## begin

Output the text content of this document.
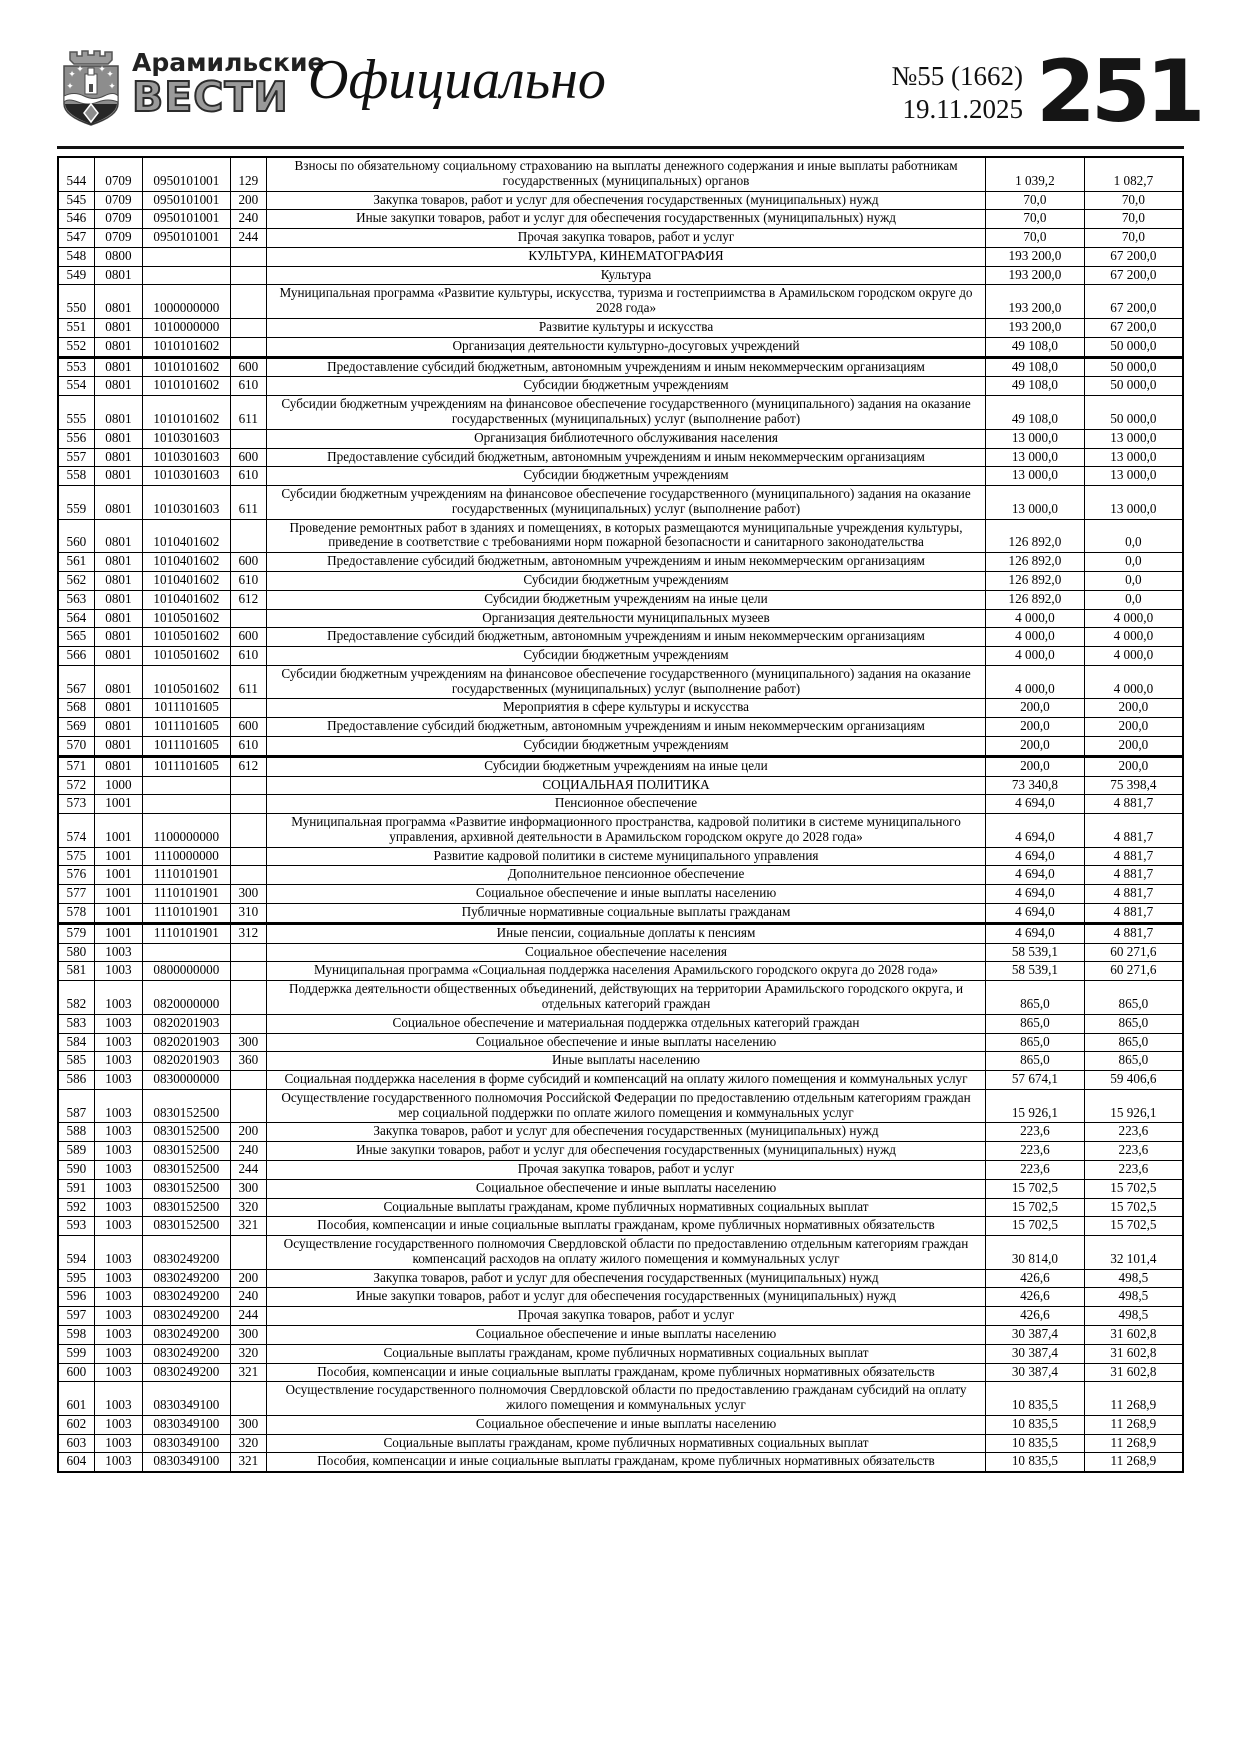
✦	✦
✦	✦
✦ ✦ Арамильские
ВЕСТИ Официально	№55 (1662)
19.11.2025 251
544	0709	0950101001	129	Взносы по обязательному социальному страхованию на выплаты денежного содержания и иные выплаты работникам государственных (муниципальных) органов	1 039,2	1 082,7
545	0709	0950101001	200	Закупка товаров, работ и услуг для обеспечения государственных (муниципальных) нужд	70,0	70,0
546	0709	0950101001	240	Иные закупки товаров, работ и услуг для обеспечения государственных (муниципальных) нужд	70,0	70,0
547	0709	0950101001	244	Прочая закупка товаров, работ и услуг	70,0	70,0
548	0800			КУЛЬТУРА, КИНЕМАТОГРАФИЯ	193 200,0	67 200,0
549	0801			Культура	193 200,0	67 200,0
550	0801	1000000000		Муниципальная программа «Развитие культуры, искусства, туризма и гостеприимства в Арамильском городском округе до 2028 года»	193 200,0	67 200,0
551	0801	1010000000		Развитие культуры и искусства	193 200,0	67 200,0
552	0801	1010101602		Организация деятельности культурно-досуговых учреждений	49 108,0	50 000,0
553	0801	1010101602	600	Предоставление субсидий бюджетным, автономным учреждениям и иным некоммерческим организациям	49 108,0	50 000,0
554	0801	1010101602	610	Субсидии бюджетным учреждениям	49 108,0	50 000,0
555	0801	1010101602	611	Субсидии бюджетным учреждениям на финансовое обеспечение государственного (муниципального) задания на оказание государственных (муниципальных) услуг (выполнение работ)	49 108,0	50 000,0
556	0801	1010301603		Организация библиотечного обслуживания населения	13 000,0	13 000,0
557	0801	1010301603	600	Предоставление субсидий бюджетным, автономным учреждениям и иным некоммерческим организациям	13 000,0	13 000,0
558	0801	1010301603	610	Субсидии бюджетным учреждениям	13 000,0	13 000,0
559	0801	1010301603	611	Субсидии бюджетным учреждениям на финансовое обеспечение государственного (муниципального) задания на оказание государственных (муниципальных) услуг (выполнение работ)	13 000,0	13 000,0
560	0801	1010401602		Проведение ремонтных работ в зданиях и помещениях, в которых размещаются муниципальные учреждения культуры, приведение в соответствие с требованиями норм пожарной безопасности и санитарного законодательства	126 892,0	0,0
561	0801	1010401602	600	Предоставление субсидий бюджетным, автономным учреждениям и иным некоммерческим организациям	126 892,0	0,0
562	0801	1010401602	610	Субсидии бюджетным учреждениям	126 892,0	0,0
563	0801	1010401602	612	Субсидии бюджетным учреждениям на иные цели	126 892,0	0,0
564	0801	1010501602		Организация деятельности муниципальных музеев	4 000,0	4 000,0
565	0801	1010501602	600	Предоставление субсидий бюджетным, автономным учреждениям и иным некоммерческим организациям	4 000,0	4 000,0
566	0801	1010501602	610	Субсидии бюджетным учреждениям	4 000,0	4 000,0
567	0801	1010501602	611	Субсидии бюджетным учреждениям на финансовое обеспечение государственного (муниципального) задания на оказание государственных (муниципальных) услуг (выполнение работ)	4 000,0	4 000,0
568	0801	1011101605		Мероприятия в сфере культуры и искусства	200,0	200,0
569	0801	1011101605	600	Предоставление субсидий бюджетным, автономным учреждениям и иным некоммерческим организациям	200,0	200,0
570	0801	1011101605	610	Субсидии бюджетным учреждениям	200,0	200,0
571	0801	1011101605	612	Субсидии бюджетным учреждениям на иные цели	200,0	200,0
572	1000			СОЦИАЛЬНАЯ ПОЛИТИКА	73 340,8	75 398,4
573	1001			Пенсионное обеспечение	4 694,0	4 881,7
574	1001	1100000000		Муниципальная программа «Развитие информационного пространства, кадровой политики в системе муниципального управления, архивной деятельности в Арамильском городском округе до 2028 года»	4 694,0	4 881,7
575	1001	1110000000		Развитие кадровой политики в системе муниципального управления	4 694,0	4 881,7
576	1001	1110101901		Дополнительное пенсионное обеспечение	4 694,0	4 881,7
577	1001	1110101901	300	Социальное обеспечение и иные выплаты населению	4 694,0	4 881,7
578	1001	1110101901	310	Публичные нормативные социальные выплаты гражданам	4 694,0	4 881,7
579	1001	1110101901	312	Иные пенсии, социальные доплаты к пенсиям	4 694,0	4 881,7
580	1003			Социальное обеспечение населения	58 539,1	60 271,6
581	1003	0800000000		Муниципальная программа «Социальная поддержка населения Арамильского городского округа до 2028 года»	58 539,1	60 271,6
582	1003	0820000000		Поддержка деятельности общественных объединений, действующих на территории Арамильского городского округа, и отдельных категорий граждан	865,0	865,0
583	1003	0820201903		Социальное обеспечение и материальная поддержка отдельных категорий граждан	865,0	865,0
584	1003	0820201903	300	Социальное обеспечение и иные выплаты населению	865,0	865,0
585	1003	0820201903	360	Иные выплаты населению	865,0	865,0
586	1003	0830000000		Социальная поддержка населения в форме субсидий и компенсаций на оплату жилого помещения и коммунальных услуг	57 674,1	59 406,6
587	1003	0830152500		Осуществление государственного полномочия Российской Федерации по предоставлению отдельным категориям граждан мер социальной поддержки по оплате жилого помещения и коммунальных услуг	15 926,1	15 926,1
588	1003	0830152500	200	Закупка товаров, работ и услуг для обеспечения государственных (муниципальных) нужд	223,6	223,6
589	1003	0830152500	240	Иные закупки товаров, работ и услуг для обеспечения государственных (муниципальных) нужд	223,6	223,6
590	1003	0830152500	244	Прочая закупка товаров, работ и услуг	223,6	223,6
591	1003	0830152500	300	Социальное обеспечение и иные выплаты населению	15 702,5	15 702,5
592	1003	0830152500	320	Социальные выплаты гражданам, кроме публичных нормативных социальных выплат	15 702,5	15 702,5
593	1003	0830152500	321	Пособия, компенсации и иные социальные выплаты гражданам, кроме публичных нормативных обязательств	15 702,5	15 702,5
594	1003	0830249200		Осуществление государственного полномочия Свердловской области по предоставлению отдельным категориям граждан компенсаций расходов на оплату жилого помещения и коммунальных услуг	30 814,0	32 101,4
595	1003	0830249200	200	Закупка товаров, работ и услуг для обеспечения государственных (муниципальных) нужд	426,6	498,5
596	1003	0830249200	240	Иные закупки товаров, работ и услуг для обеспечения государственных (муниципальных) нужд	426,6	498,5
597	1003	0830249200	244	Прочая закупка товаров, работ и услуг	426,6	498,5
598	1003	0830249200	300	Социальное обеспечение и иные выплаты населению	30 387,4	31 602,8
599	1003	0830249200	320	Социальные выплаты гражданам, кроме публичных нормативных социальных выплат	30 387,4	31 602,8
600	1003	0830249200	321	Пособия, компенсации и иные социальные выплаты гражданам, кроме публичных нормативных обязательств	30 387,4	31 602,8
601	1003	0830349100		Осуществление государственного полномочия Свердловской области по предоставлению гражданам субсидий на оплату жилого помещения и коммунальных услуг	10 835,5	11 268,9
602	1003	0830349100	300	Социальное обеспечение и иные выплаты населению	10 835,5	11 268,9
603	1003	0830349100	320	Социальные выплаты гражданам, кроме публичных нормативных социальных выплат	10 835,5	11 268,9
604	1003	0830349100	321	Пособия, компенсации и иные социальные выплаты гражданам, кроме публичных нормативных обязательств	10 835,5	11 268,9
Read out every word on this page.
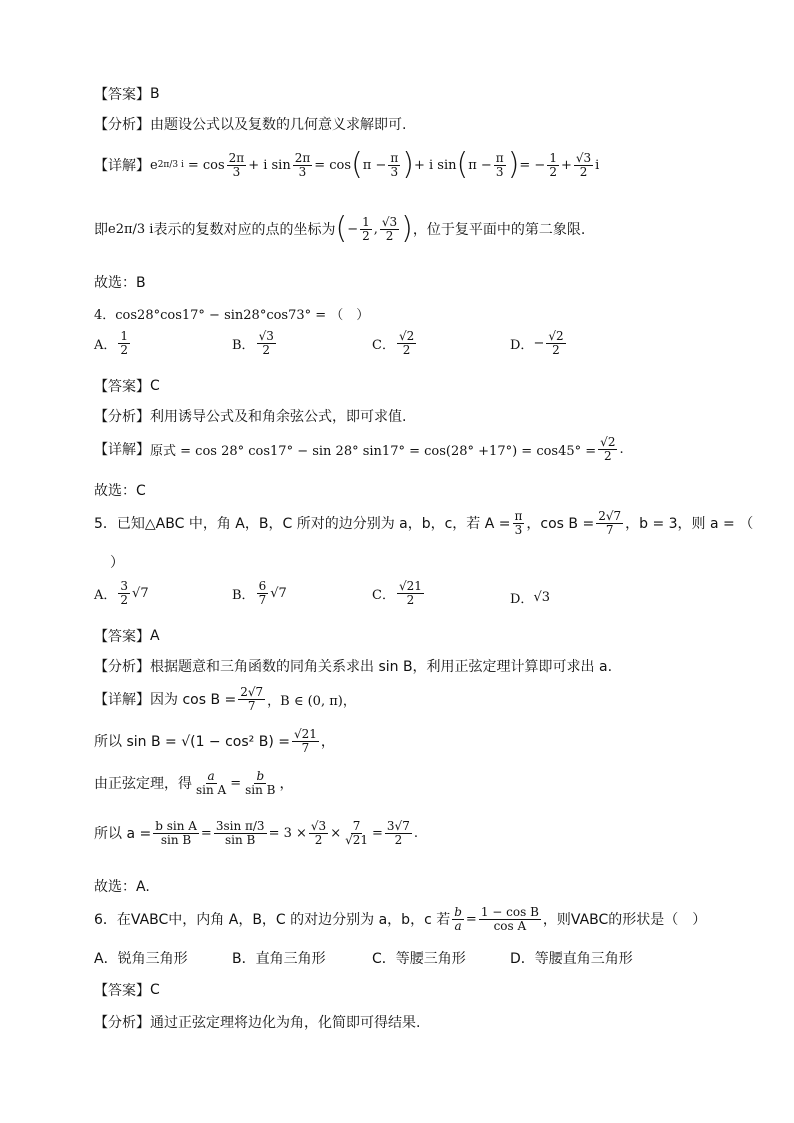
【答案】 B
【分析】 由题设公式以及复数的几何意义求解即可.
【详解】 e 2π/3 $i = \cos \frac{2\pi}{3} + i$ $\sin \frac{2\pi}{3} = \cos$ ( $\pi - \frac{\pi}{3}$ ) + i sin ( $\pi - \frac{\pi}{3}$ ) = − $\frac{1}{2} + \frac{√3}{2}$ i
即 e 2π/3 i 表示的复数对应的点的坐标为 ( − $\frac{1}{2}$ , $\frac{√3}{2}$ ) ，位于复平面中的第二象限.
故选：B
4．cos28°cos17° − sin28°cos73° = （　）
A． $\frac{1}{2}$	B． $\frac{√3}{2}$	C． $\frac{√2}{2}$	D． − $\frac{√2}{2}$
【答案】 C
【分析】 利用诱导公式及和角余弦公式，即可求值.
【详解】 原式 = cos 28° cos17° − sin 28° $\sin 17^\circ = \cos(28^\circ +17^\circ) = \cos 45^\circ = \frac{√2}{2}$ .
故选：C
5．已知△ABC 中，角 A，B，C 所对的边分别为 a，b，c，若 $A = \frac{\pi}{3}$ ，$\cos B = \frac{2√7}{7}$ ，b = 3，则 a = （
）
A． $\frac{3}{2} √7$	B． $\frac{6}{7} √7$	C． $\frac{√21}{2}$	D． √3
【答案】 A
【分析】 根据题意和三角函数的同角关系求出 sin B，利用正弦定理计算即可求出 a.
【详解】 因为 $\cos B = \frac{2√7}{7}$ ，B ∈ (0, π)，
所以 sin B = √(1 − cos² $B) = \frac{√21}{7}$ ，
由正弦定理，得 $\frac{a}{\text{sin A}} = \frac{b}{\text{sin B}}$ ，
所以 $a = \frac{\text{b sin A}}{\text{sin B}} = \frac{\text{3sin π/3}}{\text{sin B}} = 3 \times \frac{√3}{2} \times \frac{7}{√21} = \frac{3√7}{2}$ .
故选：A.
6．在VABC中，内角 A，B，C 的对边分别为 a，b，c 若 $\frac{b}{a} = \frac{\text{1 − cos B}}{\text{cos A}}$ ，则VABC的形状是（　）
A． 锐角三角形	B． 直角三角形	C． 等腰三角形	D． 等腰直角三角形
【答案】 C
【分析】 通过正弦定理将边化为角，化简即可得结果.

## end

- [WHAT IS ASKED] Check each line of the records above for "Арамильского", and copy those that have it.

- [WRITTEN REPLY]
581	1003	0800000000		Муниципальная программа «Социальная поддержка населения Арамильского городского округа до 2028 года»	58 539,1	60 271,6
582	1003	0820000000		Поддержка деятельности общественных объединений, действующих на территории Арамильского городского округа, и отдельных категорий граждан	865,0	865,0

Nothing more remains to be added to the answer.